### Document passage
##############################

With the help of a delightfully witty script, director Sharon Maguire does justice to the Bridget Jones franchise even leaving the possibility open for a fourth film since Jones’ other main suitor the devilishly handsome Daniel Cleaver who was played by Hugh Grant in the first two films is feared dead, but body yet to be recovered…
Whilst the first half of Bridget Jones’ Baby is fun and quirky, with lots of hilarious moments, the second half does drag a bit, which was done intentionally so that the audiences could appreciate the baby when he finally arrives. Essentially, Bridget Jones’ Baby is highly recommended viewing, and should be a hit with the gang of book club ladies both young and old who seemed to pack the cinemas, shifting the film to number one at the box office.

##############################

### Exercise aim
List every full personal name, whether of a real person or a fictional character, that appears in the Bridget Jones' Baby review.

[Lines of data]

##############################

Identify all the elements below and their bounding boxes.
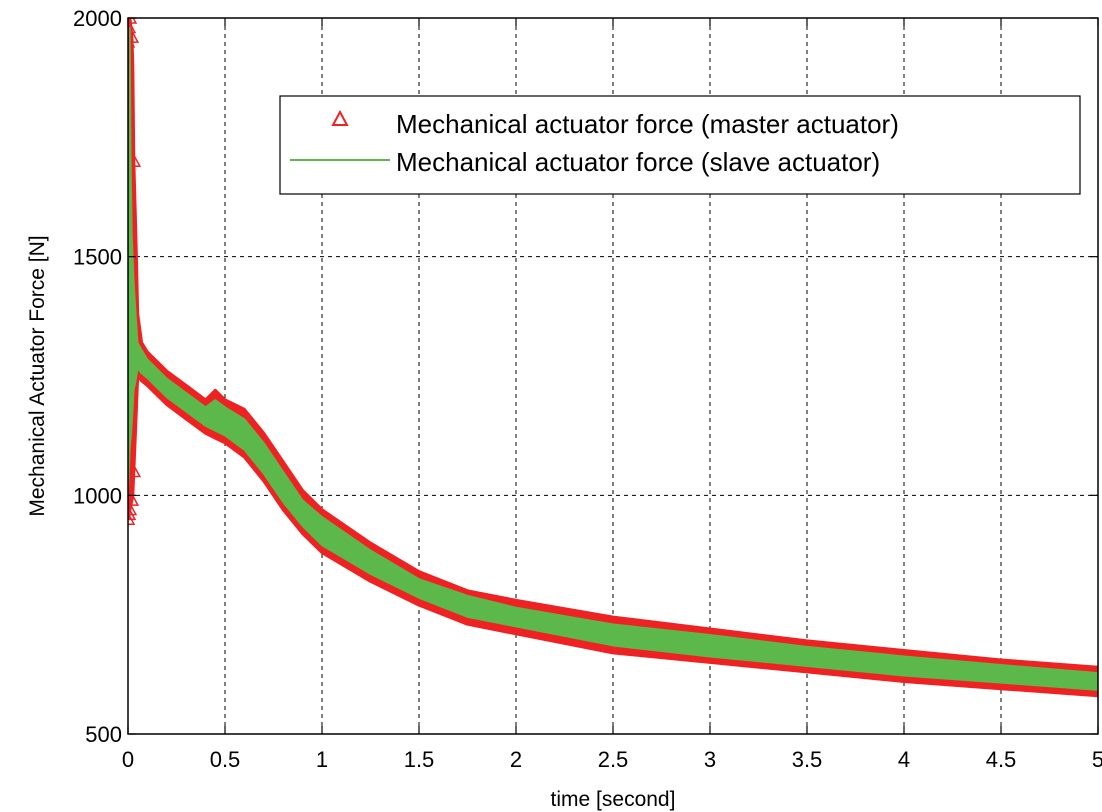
x-tick-label: 3 [704,747,716,772]
series-master-point [128,492,140,506]
legend-master-marker [331,109,349,126]
series-master-point [128,463,142,478]
x-tick-label: 1.5 [404,747,435,772]
y-tick-label: 2000 [73,6,122,31]
x-tick-label: 0 [122,747,134,772]
ticks: 0 0.5 1 1.5 2 2.5 3 3.5 4 4.5 5 500 1000 1500 2000 [73,6,1102,772]
series-master-point [128,29,140,43]
data-layer [128,18,1098,698]
legend: Mechanical actuator force (master actuat… [279,95,1081,195]
y-tick-label: 1500 [73,245,122,270]
x-tick-label: 2.5 [598,747,629,772]
series-master-point [128,502,138,516]
series-master-markers [128,18,142,525]
x-axis-title: time [second] [551,788,676,811]
x-tick-label: 2 [510,747,522,772]
x-tick-label: 0.5 [210,747,241,772]
series-master-point [128,19,137,34]
y-axis-title: Mechanical Actuator Force [N] [26,235,49,516]
y-tick-label: 1000 [73,483,122,508]
x-tick-label: 4.5 [986,747,1017,772]
series-master-band [128,18,1098,698]
legend-master-label: Mechanical actuator force (master actuat… [396,109,899,139]
x-tick-label: 1 [316,747,328,772]
x-tick-label: 5 [1092,747,1102,772]
x-tick-label: 3.5 [792,747,823,772]
x-tick-label: 4 [898,747,910,772]
series-slave-band [128,26,1098,691]
y-tick-label: 500 [85,722,122,747]
legend-box [279,95,1081,195]
legend-slave-label: Mechanical actuator force (slave actuato… [396,147,880,177]
series-master-point [128,18,138,24]
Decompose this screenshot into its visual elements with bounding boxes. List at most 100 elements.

##############################

### Answer to the exercise
Sharon Maguire, Bridget Jones, Daniel Cleaver, Hugh Grant